- Problem requirements -
Find each line with the word "name" and say how many there are, nothing else.
══ Supplied data ══
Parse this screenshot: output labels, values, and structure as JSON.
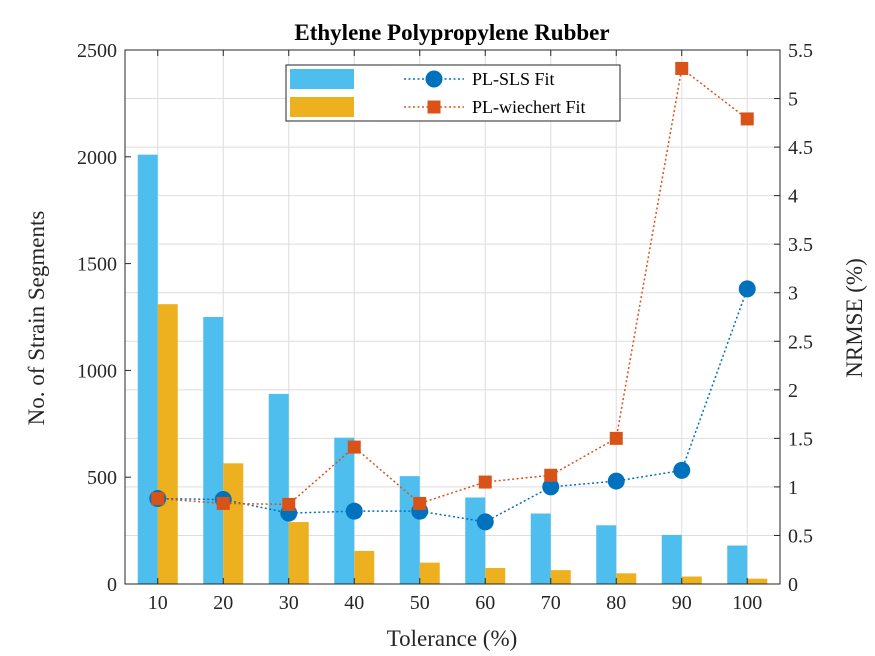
{
  "chart_data": {
    "type": "bar",
    "title": "Ethylene Polypropylene Rubber",
    "xlabel": "Tolerance (%)",
    "ylabel": "No. of Strain Segments",
    "y2label": "NRMSE (%)",
    "categories": [
      "10",
      "20",
      "30",
      "40",
      "50",
      "60",
      "70",
      "80",
      "90",
      "100"
    ],
    "ylim": [
      0,
      2500
    ],
    "y2lim": [
      0,
      5.5
    ],
    "yticks": [
      0,
      500,
      1000,
      1500,
      2000,
      2500
    ],
    "y2ticks": [
      "0",
      "0.5",
      "1",
      "1.5",
      "2",
      "2.5",
      "3",
      "3.5",
      "4",
      "4.5",
      "5",
      "5.5"
    ],
    "grid": true,
    "legend_position": "top",
    "bar_series": [
      {
        "name": "",
        "color": "#4DBEEE",
        "values": [
          2010,
          1250,
          890,
          685,
          505,
          405,
          330,
          275,
          230,
          180
        ]
      },
      {
        "name": "",
        "color": "#EDB120",
        "values": [
          1310,
          565,
          290,
          155,
          100,
          75,
          65,
          50,
          35,
          25
        ]
      }
    ],
    "line_series": [
      {
        "name": "PL-SLS Fit",
        "color": "#0072BD",
        "marker": "circle",
        "axis": "right",
        "values": [
          0.88,
          0.87,
          0.73,
          0.75,
          0.75,
          0.64,
          1.0,
          1.06,
          1.17,
          3.04
        ]
      },
      {
        "name": "PL-wiechert Fit",
        "color": "#D95319",
        "marker": "square",
        "axis": "right",
        "values": [
          0.88,
          0.83,
          0.82,
          1.41,
          0.83,
          1.05,
          1.12,
          1.5,
          5.31,
          4.79
        ]
      }
    ]
  }
}
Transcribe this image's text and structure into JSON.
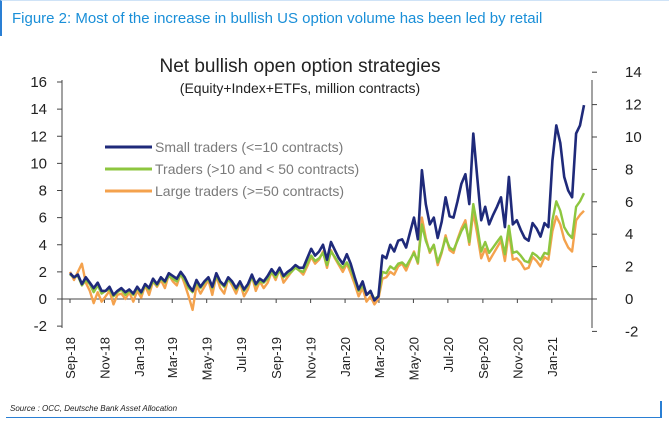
{
  "figure": {
    "title": "Figure 2: Most of the increase in bullish US option volume has been led by retail",
    "source": "Source : OCC, Deutsche Bank Asset Allocation",
    "accent_color": "#2a7fd4"
  },
  "chart_data": {
    "type": "line",
    "title": "Net bullish open option strategies",
    "subtitle": "(Equity+Index+ETFs, million contracts)",
    "xlabel": "",
    "ylabel": "",
    "ylim": [
      -2,
      16
    ],
    "y_ticks": [
      -2,
      0,
      2,
      4,
      6,
      8,
      10,
      12,
      14,
      16
    ],
    "y2lim": [
      -2,
      14
    ],
    "y2_ticks": [
      -2,
      0,
      2,
      4,
      6,
      8,
      10,
      12,
      14
    ],
    "x_tick_labels": [
      "Sep-18",
      "Nov-18",
      "Jan-19",
      "Mar-19",
      "May-19",
      "Jul-19",
      "Sep-19",
      "Nov-19",
      "Jan-20",
      "Mar-20",
      "May-20",
      "Jul-20",
      "Sep-20",
      "Nov-20",
      "Jan-21"
    ],
    "x_start": "2018-09-01",
    "grid": false,
    "legend_position": "upper-left",
    "series": [
      {
        "name": "Small traders (<=10 contracts)",
        "color": "#1f2a7a",
        "values": [
          1.9,
          1.6,
          1.8,
          1.1,
          1.6,
          1.2,
          0.8,
          1.2,
          0.6,
          0.6,
          0.9,
          0.3,
          0.6,
          0.8,
          0.5,
          0.7,
          0.4,
          0.9,
          0.5,
          1.1,
          0.8,
          1.5,
          1.1,
          1.6,
          1.3,
          1.9,
          1.7,
          1.5,
          2.0,
          1.6,
          1.0,
          0.6,
          1.4,
          0.9,
          1.3,
          1.6,
          0.9,
          1.9,
          1.3,
          1.0,
          1.6,
          1.3,
          0.8,
          1.3,
          0.7,
          1.1,
          1.8,
          1.1,
          1.5,
          1.3,
          1.7,
          2.2,
          1.8,
          2.3,
          1.7,
          2.0,
          2.2,
          2.5,
          2.3,
          2.3,
          3.0,
          3.7,
          3.2,
          3.5,
          4.0,
          2.9,
          4.2,
          3.6,
          3.0,
          2.6,
          3.3,
          2.6,
          1.6,
          0.7,
          1.3,
          0.3,
          0.6,
          -0.1,
          0.2,
          3.2,
          3.0,
          4.0,
          3.5,
          4.3,
          4.4,
          3.8,
          4.9,
          6.0,
          4.4,
          9.5,
          7.0,
          5.5,
          6.0,
          4.5,
          5.7,
          7.5,
          6.1,
          6.0,
          7.2,
          8.5,
          9.2,
          7.0,
          12.2,
          9.0,
          5.8,
          6.8,
          5.5,
          6.2,
          6.8,
          7.5,
          5.3,
          9.0,
          5.5,
          5.8,
          5.1,
          4.5,
          4.3,
          5.6,
          5.2,
          4.6,
          5.6,
          5.3,
          10.2,
          12.8,
          11.5,
          9.0,
          8.0,
          7.5,
          12.2,
          12.8,
          14.3
        ]
      },
      {
        "name": "Traders (>10 and < 50 contracts)",
        "color": "#8dc63f",
        "values": [
          1.8,
          1.6,
          1.7,
          1.0,
          1.4,
          1.1,
          0.5,
          1.0,
          0.4,
          0.6,
          0.7,
          0.2,
          0.5,
          0.7,
          0.3,
          0.6,
          0.3,
          0.8,
          0.4,
          1.0,
          0.7,
          1.3,
          1.0,
          1.5,
          1.2,
          1.7,
          1.5,
          1.3,
          1.8,
          1.4,
          0.8,
          0.5,
          1.2,
          0.8,
          1.2,
          1.5,
          0.8,
          1.7,
          1.2,
          0.9,
          1.4,
          1.2,
          0.7,
          1.2,
          0.6,
          1.0,
          1.6,
          1.0,
          1.3,
          1.2,
          1.5,
          2.0,
          1.6,
          2.1,
          1.6,
          1.8,
          2.0,
          2.3,
          2.1,
          2.0,
          2.6,
          3.2,
          2.8,
          3.0,
          3.4,
          2.5,
          3.5,
          3.1,
          2.6,
          2.3,
          2.7,
          2.2,
          1.4,
          0.6,
          1.0,
          0.3,
          0.5,
          0.0,
          0.2,
          2.0,
          1.9,
          2.4,
          2.2,
          2.6,
          2.7,
          2.4,
          2.9,
          3.4,
          2.7,
          5.5,
          4.3,
          3.5,
          4.0,
          2.7,
          3.5,
          4.5,
          3.8,
          3.6,
          4.3,
          5.0,
          5.5,
          4.2,
          7.0,
          5.4,
          3.5,
          4.2,
          3.4,
          3.8,
          4.2,
          4.6,
          3.3,
          5.4,
          3.4,
          3.5,
          3.2,
          2.8,
          2.7,
          3.4,
          3.2,
          2.9,
          3.4,
          3.3,
          5.8,
          7.2,
          6.5,
          5.3,
          4.8,
          4.5,
          6.8,
          7.2,
          7.8
        ]
      },
      {
        "name": "Large traders (>=50 contracts)",
        "color": "#f4a24d",
        "values": [
          2.0,
          1.4,
          2.0,
          2.6,
          1.2,
          0.6,
          -0.3,
          0.5,
          -0.2,
          0.2,
          0.6,
          -0.4,
          0.3,
          0.4,
          0.0,
          0.5,
          -0.2,
          0.6,
          0.1,
          1.0,
          0.3,
          1.3,
          0.9,
          1.4,
          0.8,
          1.8,
          1.3,
          1.0,
          1.9,
          1.1,
          0.2,
          -0.8,
          1.0,
          0.4,
          0.9,
          1.4,
          0.3,
          1.7,
          0.8,
          0.4,
          1.5,
          1.0,
          0.4,
          1.2,
          0.2,
          0.7,
          1.7,
          0.6,
          1.3,
          0.8,
          1.2,
          2.0,
          1.4,
          2.2,
          1.2,
          1.6,
          2.0,
          2.4,
          2.1,
          1.8,
          2.4,
          3.1,
          2.6,
          2.9,
          3.5,
          2.3,
          3.6,
          3.0,
          2.5,
          2.0,
          2.6,
          1.9,
          1.1,
          0.2,
          0.8,
          -0.2,
          0.2,
          -0.4,
          0.0,
          1.5,
          1.6,
          2.0,
          1.8,
          2.4,
          2.6,
          2.1,
          2.8,
          3.5,
          2.6,
          6.0,
          4.5,
          3.4,
          4.0,
          2.5,
          3.4,
          4.7,
          3.6,
          3.4,
          4.4,
          5.2,
          5.8,
          4.0,
          6.4,
          4.8,
          3.0,
          3.7,
          2.8,
          3.3,
          3.8,
          4.3,
          2.8,
          5.0,
          2.9,
          3.0,
          2.7,
          2.2,
          2.3,
          3.1,
          2.8,
          2.4,
          3.1,
          2.9,
          5.0,
          6.1,
          5.5,
          4.4,
          3.8,
          3.5,
          5.8,
          6.2,
          6.5
        ]
      }
    ]
  }
}
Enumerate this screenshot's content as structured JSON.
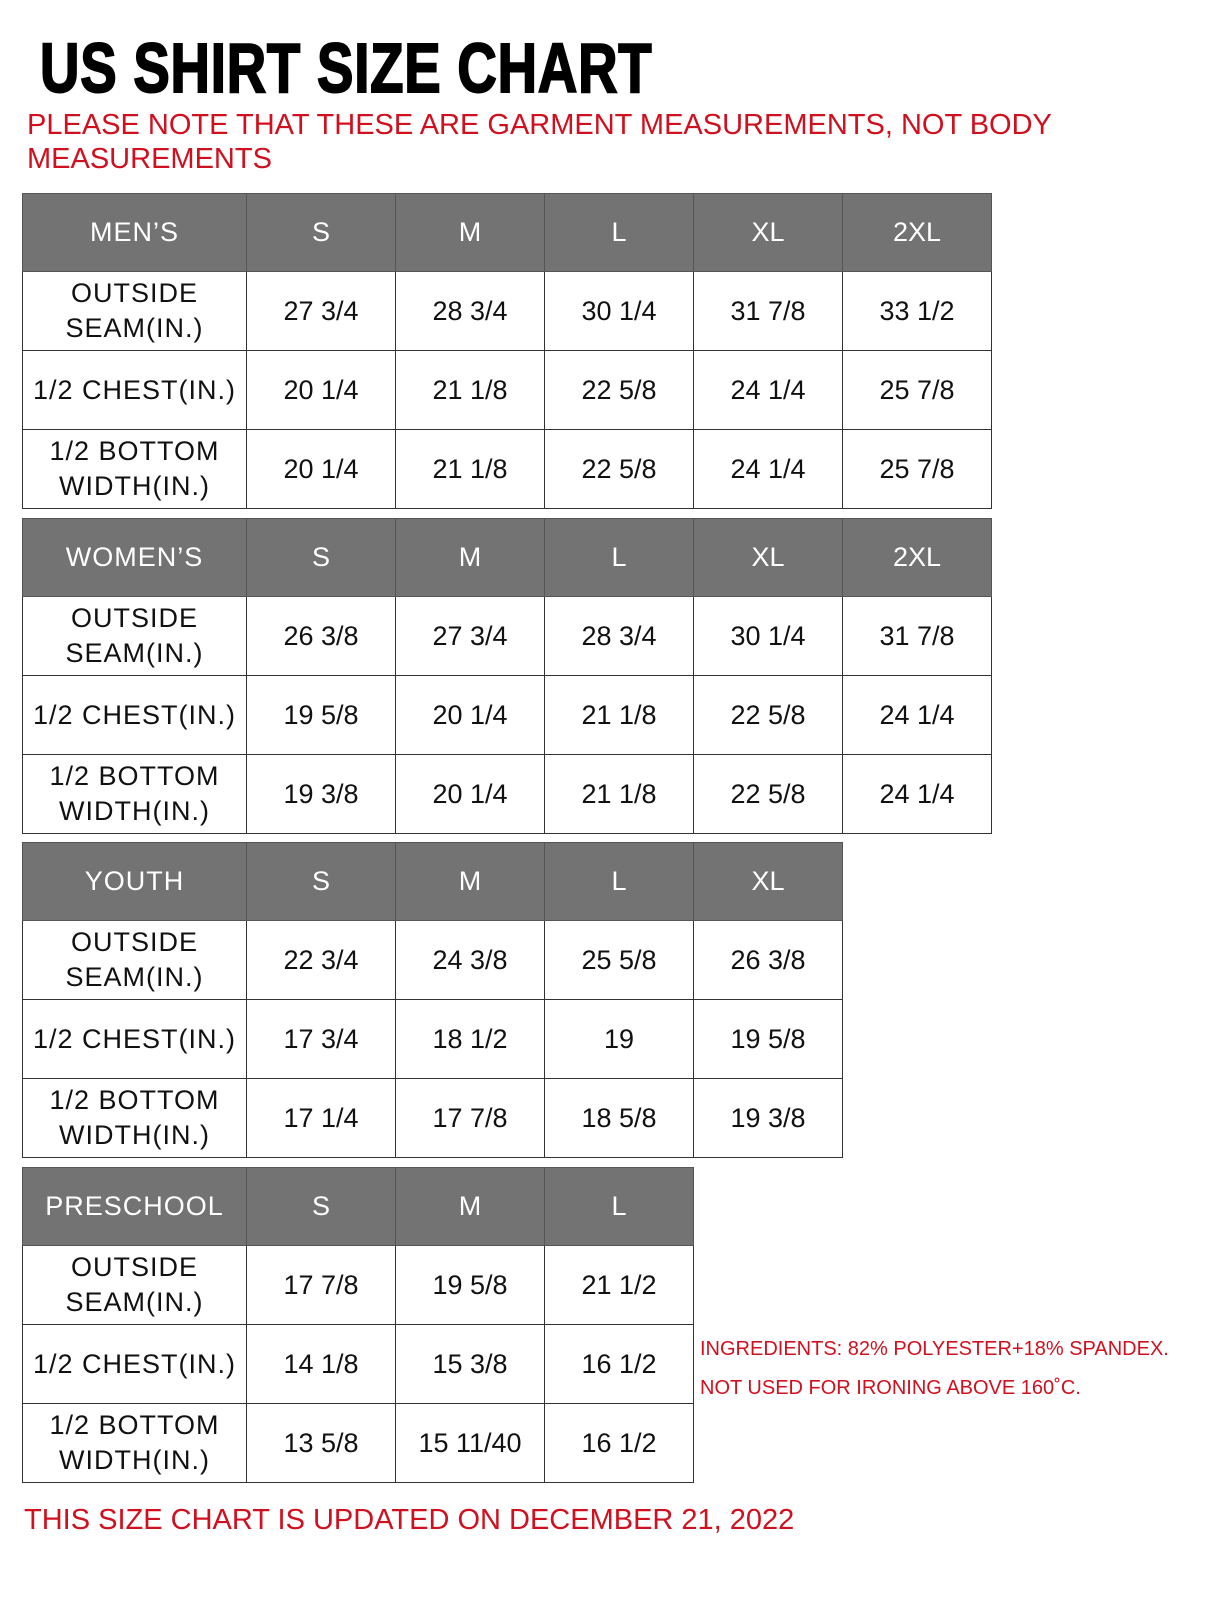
{
  "title": "US SHIRT SIZE CHART",
  "note": "PLEASE NOTE THAT THESE ARE GARMENT MEASUREMENTS, NOT BODY MEASUREMENTS",
  "colors": {
    "header_bg": "#737373",
    "accent_red": "#d0101e"
  },
  "tables": [
    {
      "category": "MEN’S",
      "sizes": [
        "S",
        "M",
        "L",
        "XL",
        "2XL"
      ],
      "rows": [
        {
          "label": "OUTSIDE SEAM(IN.)",
          "values": [
            "27 3/4",
            "28 3/4",
            "30 1/4",
            "31 7/8",
            "33 1/2"
          ]
        },
        {
          "label": "1/2 CHEST(IN.)",
          "values": [
            "20 1/4",
            "21 1/8",
            "22 5/8",
            "24 1/4",
            "25 7/8"
          ]
        },
        {
          "label": "1/2 BOTTOM WIDTH(IN.)",
          "values": [
            "20 1/4",
            "21 1/8",
            "22 5/8",
            "24 1/4",
            "25 7/8"
          ]
        }
      ]
    },
    {
      "category": "WOMEN’S",
      "sizes": [
        "S",
        "M",
        "L",
        "XL",
        "2XL"
      ],
      "rows": [
        {
          "label": "OUTSIDE SEAM(IN.)",
          "values": [
            "26 3/8",
            "27 3/4",
            "28 3/4",
            "30 1/4",
            "31 7/8"
          ]
        },
        {
          "label": "1/2 CHEST(IN.)",
          "values": [
            "19 5/8",
            "20 1/4",
            "21 1/8",
            "22 5/8",
            "24 1/4"
          ]
        },
        {
          "label": "1/2 BOTTOM WIDTH(IN.)",
          "values": [
            "19 3/8",
            "20 1/4",
            "21 1/8",
            "22 5/8",
            "24 1/4"
          ]
        }
      ]
    },
    {
      "category": "YOUTH",
      "sizes": [
        "S",
        "M",
        "L",
        "XL"
      ],
      "rows": [
        {
          "label": "OUTSIDE SEAM(IN.)",
          "values": [
            "22 3/4",
            "24 3/8",
            "25 5/8",
            "26 3/8"
          ]
        },
        {
          "label": "1/2 CHEST(IN.)",
          "values": [
            "17 3/4",
            "18 1/2",
            "19",
            "19 5/8"
          ]
        },
        {
          "label": "1/2 BOTTOM WIDTH(IN.)",
          "values": [
            "17 1/4",
            "17 7/8",
            "18 5/8",
            "19 3/8"
          ]
        }
      ]
    },
    {
      "category": "PRESCHOOL",
      "sizes": [
        "S",
        "M",
        "L"
      ],
      "rows": [
        {
          "label": "OUTSIDE SEAM(IN.)",
          "values": [
            "17 7/8",
            "19 5/8",
            "21 1/2"
          ]
        },
        {
          "label": "1/2 CHEST(IN.)",
          "values": [
            "14 1/8",
            "15 3/8",
            "16 1/2"
          ]
        },
        {
          "label": "1/2 BOTTOM WIDTH(IN.)",
          "values": [
            "13 5/8",
            "15 11/40",
            "16 1/2"
          ]
        }
      ]
    }
  ],
  "info": {
    "ingredients": "INGREDIENTS: 82% POLYESTER+18% SPANDEX.",
    "ironing": "NOT USED FOR IRONING ABOVE 160˚C."
  },
  "updated": "THIS SIZE CHART IS UPDATED ON DECEMBER 21, 2022"
}
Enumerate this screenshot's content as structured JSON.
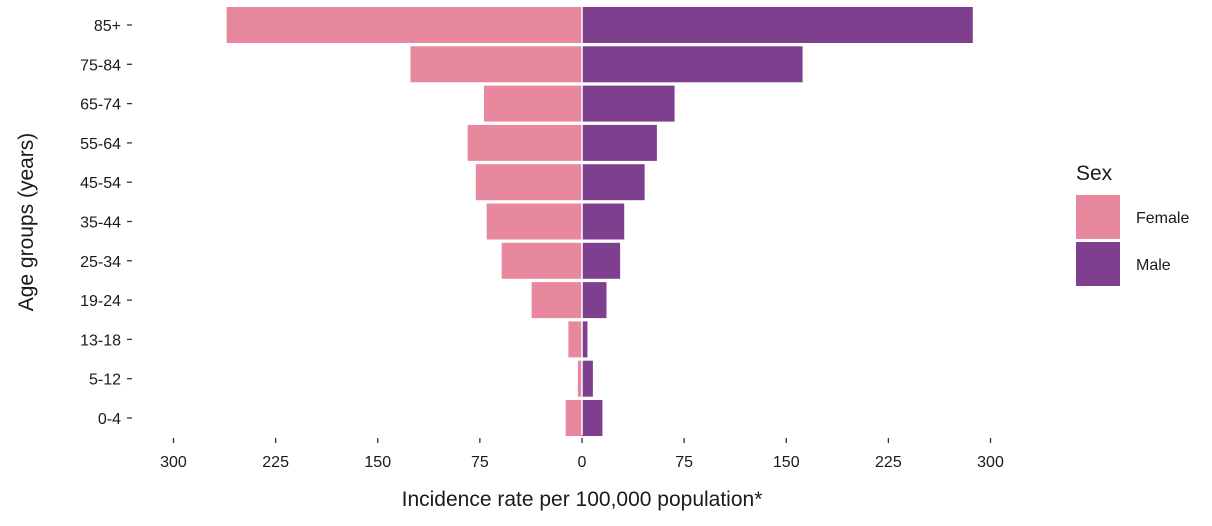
{
  "chart_data": {
    "type": "bar",
    "orientation": "horizontal-population-pyramid",
    "categories": [
      "85+",
      "75-84",
      "65-74",
      "55-64",
      "45-54",
      "35-44",
      "25-34",
      "19-24",
      "13-18",
      "5-12",
      "0-4"
    ],
    "series": [
      {
        "name": "Female",
        "color": "#E8889E",
        "values": [
          261,
          126,
          72,
          84,
          78,
          70,
          59,
          37,
          10,
          3,
          12
        ]
      },
      {
        "name": "Male",
        "color": "#7E3F8F",
        "values": [
          287,
          162,
          68,
          55,
          46,
          31,
          28,
          18,
          4,
          8,
          15
        ]
      }
    ],
    "xlabel": "Incidence rate per 100,000 population*",
    "ylabel": "Age groups (years)",
    "xlim": [
      -300,
      300
    ],
    "x_ticks": [
      -300,
      -225,
      -150,
      -75,
      0,
      75,
      150,
      225,
      300
    ],
    "x_tick_labels": [
      "300",
      "225",
      "150",
      "75",
      "0",
      "75",
      "150",
      "225",
      "300"
    ],
    "grid": false,
    "legend": {
      "title": "Sex",
      "position": "right",
      "entries": [
        "Female",
        "Male"
      ]
    }
  }
}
═══
- Exercise answer -
9